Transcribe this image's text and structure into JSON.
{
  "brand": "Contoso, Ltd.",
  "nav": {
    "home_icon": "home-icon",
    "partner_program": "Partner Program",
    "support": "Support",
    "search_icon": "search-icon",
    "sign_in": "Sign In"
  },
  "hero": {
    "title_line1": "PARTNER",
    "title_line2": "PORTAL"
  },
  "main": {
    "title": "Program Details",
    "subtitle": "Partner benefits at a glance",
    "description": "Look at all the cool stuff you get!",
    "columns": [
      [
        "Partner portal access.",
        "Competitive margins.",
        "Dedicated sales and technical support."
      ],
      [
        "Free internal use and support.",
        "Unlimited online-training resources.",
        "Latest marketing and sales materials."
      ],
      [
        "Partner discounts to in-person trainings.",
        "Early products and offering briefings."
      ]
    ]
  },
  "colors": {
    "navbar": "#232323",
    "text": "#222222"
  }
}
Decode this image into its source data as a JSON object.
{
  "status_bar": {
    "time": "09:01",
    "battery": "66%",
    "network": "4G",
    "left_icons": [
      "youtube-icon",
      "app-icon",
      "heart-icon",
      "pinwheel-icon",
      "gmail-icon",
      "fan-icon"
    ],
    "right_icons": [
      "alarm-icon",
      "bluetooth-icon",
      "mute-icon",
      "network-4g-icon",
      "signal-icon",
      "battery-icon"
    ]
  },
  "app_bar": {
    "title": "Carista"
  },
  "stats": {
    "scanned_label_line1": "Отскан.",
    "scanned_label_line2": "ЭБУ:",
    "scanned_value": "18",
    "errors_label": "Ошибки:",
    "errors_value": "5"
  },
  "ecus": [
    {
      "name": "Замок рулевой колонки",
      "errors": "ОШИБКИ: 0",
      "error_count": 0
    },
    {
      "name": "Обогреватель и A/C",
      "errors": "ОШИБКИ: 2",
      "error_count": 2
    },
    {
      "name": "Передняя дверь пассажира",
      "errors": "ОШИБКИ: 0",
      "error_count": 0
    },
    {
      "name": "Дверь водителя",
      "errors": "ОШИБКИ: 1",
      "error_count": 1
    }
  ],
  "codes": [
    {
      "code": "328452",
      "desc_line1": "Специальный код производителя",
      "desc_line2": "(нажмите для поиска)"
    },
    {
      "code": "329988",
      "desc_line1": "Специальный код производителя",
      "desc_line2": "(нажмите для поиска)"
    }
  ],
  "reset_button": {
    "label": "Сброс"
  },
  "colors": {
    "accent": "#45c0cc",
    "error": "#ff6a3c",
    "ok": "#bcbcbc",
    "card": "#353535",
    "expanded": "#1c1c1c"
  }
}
——
- **What this task involves**: Retype the listing above in full, with no alterations.

- **Reply**:
Transcribe this image's text and structure into JSON.
{
  "brand": "Contoso, Ltd.",
  "nav": {
    "home_icon": "home-icon",
    "partner_program": "Partner Program",
    "support": "Support",
    "search_icon": "search-icon",
    "sign_in": "Sign In"
  },
  "hero": {
    "title_line1": "PARTNER",
    "title_line2": "PORTAL"
  },
  "main": {
    "title": "Program Details",
    "subtitle": "Partner benefits at a glance",
    "description": "Look at all the cool stuff you get!",
    "columns": [
      [
        "Partner portal access.",
        "Competitive margins.",
        "Dedicated sales and technical support."
      ],
      [
        "Free internal use and support.",
        "Unlimited online-training resources.",
        "Latest marketing and sales materials."
      ],
      [
        "Partner discounts to in-person trainings.",
        "Early products and offering briefings."
      ]
    ]
  },
  "colors": {
    "navbar": "#232323",
    "text": "#222222"
  }
}
Decode this image into its source data as a JSON object.
{
  "status_bar": {
    "time": "09:01",
    "battery": "66%",
    "network": "4G",
    "left_icons": [
      "youtube-icon",
      "app-icon",
      "heart-icon",
      "pinwheel-icon",
      "gmail-icon",
      "fan-icon"
    ],
    "right_icons": [
      "alarm-icon",
      "bluetooth-icon",
      "mute-icon",
      "network-4g-icon",
      "signal-icon",
      "battery-icon"
    ]
  },
  "app_bar": {
    "title": "Carista"
  },
  "stats": {
    "scanned_label_line1": "Отскан.",
    "scanned_label_line2": "ЭБУ:",
    "scanned_value": "18",
    "errors_label": "Ошибки:",
    "errors_value": "5"
  },
  "ecus": [
    {
      "name": "Замок рулевой колонки",
      "errors": "ОШИБКИ: 0",
      "error_count": 0
    },
    {
      "name": "Обогреватель и A/C",
      "errors": "ОШИБКИ: 2",
      "error_count": 2
    },
    {
      "name": "Передняя дверь пассажира",
      "errors": "ОШИБКИ: 0",
      "error_count": 0
    },
    {
      "name": "Дверь водителя",
      "errors": "ОШИБКИ: 1",
      "error_count": 1
    }
  ],
  "codes": [
    {
      "code": "328452",
      "desc_line1": "Специальный код производителя",
      "desc_line2": "(нажмите для поиска)"
    },
    {
      "code": "329988",
      "desc_line1": "Специальный код производителя",
      "desc_line2": "(нажмите для поиска)"
    }
  ],
  "reset_button": {
    "label": "Сброс"
  },
  "colors": {
    "accent": "#45c0cc",
    "error": "#ff6a3c",
    "ok": "#bcbcbc",
    "card": "#353535",
    "expanded": "#1c1c1c"
  }
}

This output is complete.